Saved data entries
====

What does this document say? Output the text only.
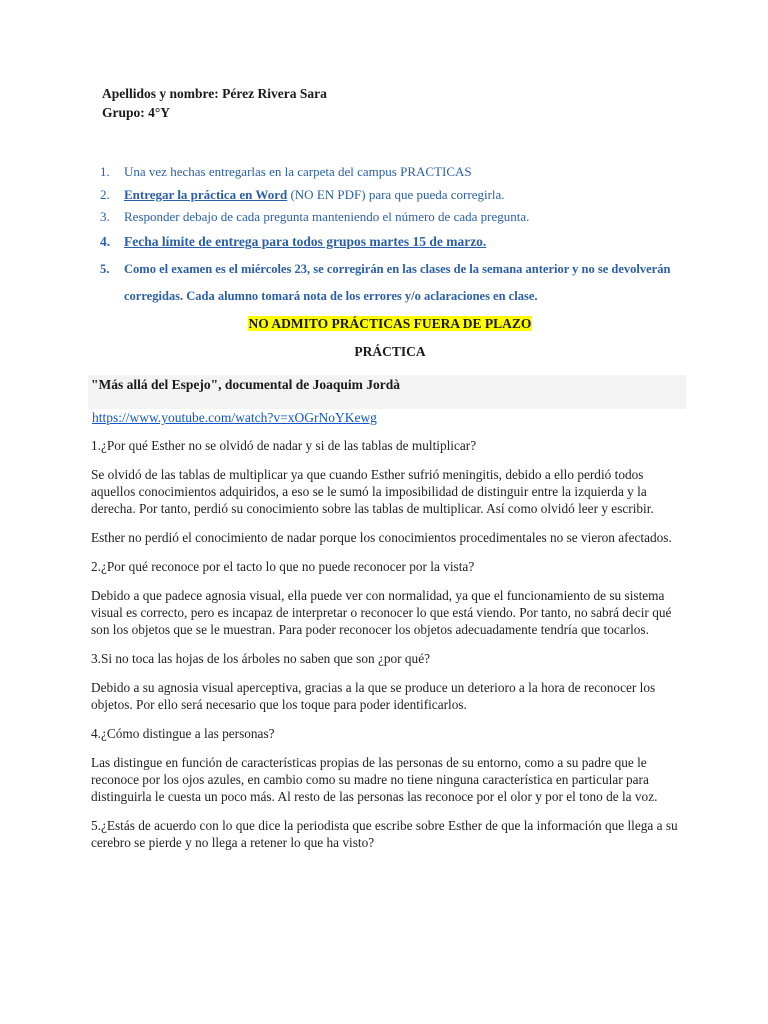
Apellidos y nombre: Pérez Rivera Sara
Grupo: 4°Y
1. Una vez hechas entregarlas en la carpeta del campus PRACTICAS
2. Entregar la práctica en Word (NO EN PDF) para que pueda corregirla.
3. Responder debajo de cada pregunta manteniendo el número de cada pregunta.
4. Fecha límite de entrega para todos grupos martes 15 de marzo.
5. Como el examen es el miércoles 23, se corregirán en las clases de la semana anterior y no se devolverán corregidas. Cada alumno tomará nota de los errores y/o aclaraciones en clase.
NO ADMITO PRÁCTICAS FUERA DE PLAZO
PRÁCTICA
"Más allá del Espejo", documental de Joaquim Jordà
https://www.youtube.com/watch?v=xOGrNoYKewg

1.¿Por qué Esther no se olvidó de nadar y si de las tablas de multiplicar?

Se olvidó de las tablas de multiplicar ya que cuando Esther sufrió meningitis, debido a ello perdió todos aquellos conocimientos adquiridos, a eso se le sumó la imposibilidad de distinguir entre la izquierda y la derecha. Por tanto, perdió su conocimiento sobre las tablas de multiplicar. Así como olvidó leer y escribir.

Esther no perdió el conocimiento de nadar porque los conocimientos procedimentales no se vieron afectados.

2.¿Por qué reconoce por el tacto lo que no puede reconocer por la vista?

Debido a que padece agnosia visual, ella puede ver con normalidad, ya que el funcionamiento de su sistema visual es correcto, pero es incapaz de interpretar o reconocer lo que está viendo. Por tanto, no sabrá decir qué son los objetos que se le muestran. Para poder reconocer los objetos adecuadamente tendría que tocarlos.

3.Si no toca las hojas de los árboles no saben que son ¿por qué?

Debido a su agnosia visual aperceptiva, gracias a la que se produce un deterioro a la hora de reconocer los objetos. Por ello será necesario que los toque para poder identificarlos.

4.¿Cómo distingue a las personas?

Las distingue en función de características propias de las personas de su entorno, como a su padre que le reconoce por los ojos azules, en cambio como su madre no tiene ninguna característica en particular para distinguirla le cuesta un poco más. Al resto de las personas las reconoce por el olor y por el tono de la voz.

5.¿Estás de acuerdo con lo que dice la periodista que escribe sobre Esther de que la información que llega a su cerebro se pierde y no llega a retener lo que ha visto?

====

What you will do: Copy every line in the listing above where the string "agnosia" turns up.

Right answer:
Debido a que padece agnosia visual, ella puede ver con normalidad, ya que el funcionamiento de su sistema visual es correcto, pero es incapaz de interpretar o reconocer lo que está viendo. Por tanto, no sabrá decir qué son los objetos que se le muestran. Para poder reconocer los objetos adecuadamente tendría que tocarlos.
Debido a su agnosia visual aperceptiva, gracias a la que se produce un deterioro a la hora de reconocer los objetos. Por ello será necesario que los toque para poder identificarlos.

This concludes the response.